* PROVIDED RECORDS

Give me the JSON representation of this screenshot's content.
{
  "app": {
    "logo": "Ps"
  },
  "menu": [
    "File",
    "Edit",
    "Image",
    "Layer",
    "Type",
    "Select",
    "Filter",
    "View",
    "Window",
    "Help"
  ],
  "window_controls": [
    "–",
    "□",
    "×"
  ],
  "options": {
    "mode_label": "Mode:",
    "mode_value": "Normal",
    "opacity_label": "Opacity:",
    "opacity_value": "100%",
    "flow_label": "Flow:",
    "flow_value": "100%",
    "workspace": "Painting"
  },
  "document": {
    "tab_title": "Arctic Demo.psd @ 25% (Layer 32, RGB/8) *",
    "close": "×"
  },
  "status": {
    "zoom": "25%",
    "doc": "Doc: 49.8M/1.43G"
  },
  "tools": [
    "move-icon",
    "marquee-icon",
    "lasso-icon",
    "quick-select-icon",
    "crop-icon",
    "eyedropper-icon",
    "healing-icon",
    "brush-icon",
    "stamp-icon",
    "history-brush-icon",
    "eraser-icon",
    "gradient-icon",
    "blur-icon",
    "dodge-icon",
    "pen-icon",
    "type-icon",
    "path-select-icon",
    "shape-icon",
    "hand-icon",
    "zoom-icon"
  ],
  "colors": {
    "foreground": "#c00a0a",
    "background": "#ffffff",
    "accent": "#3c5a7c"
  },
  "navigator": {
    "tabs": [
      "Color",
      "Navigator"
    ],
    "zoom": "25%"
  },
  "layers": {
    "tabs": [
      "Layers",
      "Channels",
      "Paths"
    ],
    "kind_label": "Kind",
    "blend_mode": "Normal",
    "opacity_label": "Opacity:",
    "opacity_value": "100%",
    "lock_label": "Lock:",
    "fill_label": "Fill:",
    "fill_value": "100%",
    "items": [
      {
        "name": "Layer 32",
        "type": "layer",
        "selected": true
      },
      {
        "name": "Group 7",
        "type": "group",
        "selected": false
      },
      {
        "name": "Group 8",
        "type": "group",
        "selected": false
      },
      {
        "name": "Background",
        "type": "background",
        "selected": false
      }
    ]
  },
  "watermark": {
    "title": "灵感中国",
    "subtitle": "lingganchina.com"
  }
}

* EXERCISE PROMPT
Quote each line of the data above exactly as written.

* SOLUTION FOR THIS PROBLEM
Give me the JSON representation of this screenshot's content.
{
  "app": {
    "logo": "Ps"
  },
  "menu": [
    "File",
    "Edit",
    "Image",
    "Layer",
    "Type",
    "Select",
    "Filter",
    "View",
    "Window",
    "Help"
  ],
  "window_controls": [
    "–",
    "□",
    "×"
  ],
  "options": {
    "mode_label": "Mode:",
    "mode_value": "Normal",
    "opacity_label": "Opacity:",
    "opacity_value": "100%",
    "flow_label": "Flow:",
    "flow_value": "100%",
    "workspace": "Painting"
  },
  "document": {
    "tab_title": "Arctic Demo.psd @ 25% (Layer 32, RGB/8) *",
    "close": "×"
  },
  "status": {
    "zoom": "25%",
    "doc": "Doc: 49.8M/1.43G"
  },
  "tools": [
    "move-icon",
    "marquee-icon",
    "lasso-icon",
    "quick-select-icon",
    "crop-icon",
    "eyedropper-icon",
    "healing-icon",
    "brush-icon",
    "stamp-icon",
    "history-brush-icon",
    "eraser-icon",
    "gradient-icon",
    "blur-icon",
    "dodge-icon",
    "pen-icon",
    "type-icon",
    "path-select-icon",
    "shape-icon",
    "hand-icon",
    "zoom-icon"
  ],
  "colors": {
    "foreground": "#c00a0a",
    "background": "#ffffff",
    "accent": "#3c5a7c"
  },
  "navigator": {
    "tabs": [
      "Color",
      "Navigator"
    ],
    "zoom": "25%"
  },
  "layers": {
    "tabs": [
      "Layers",
      "Channels",
      "Paths"
    ],
    "kind_label": "Kind",
    "blend_mode": "Normal",
    "opacity_label": "Opacity:",
    "opacity_value": "100%",
    "lock_label": "Lock:",
    "fill_label": "Fill:",
    "fill_value": "100%",
    "items": [
      {
        "name": "Layer 32",
        "type": "layer",
        "selected": true
      },
      {
        "name": "Group 7",
        "type": "group",
        "selected": false
      },
      {
        "name": "Group 8",
        "type": "group",
        "selected": false
      },
      {
        "name": "Background",
        "type": "background",
        "selected": false
      }
    ]
  },
  "watermark": {
    "title": "灵感中国",
    "subtitle": "lingganchina.com"
  }
}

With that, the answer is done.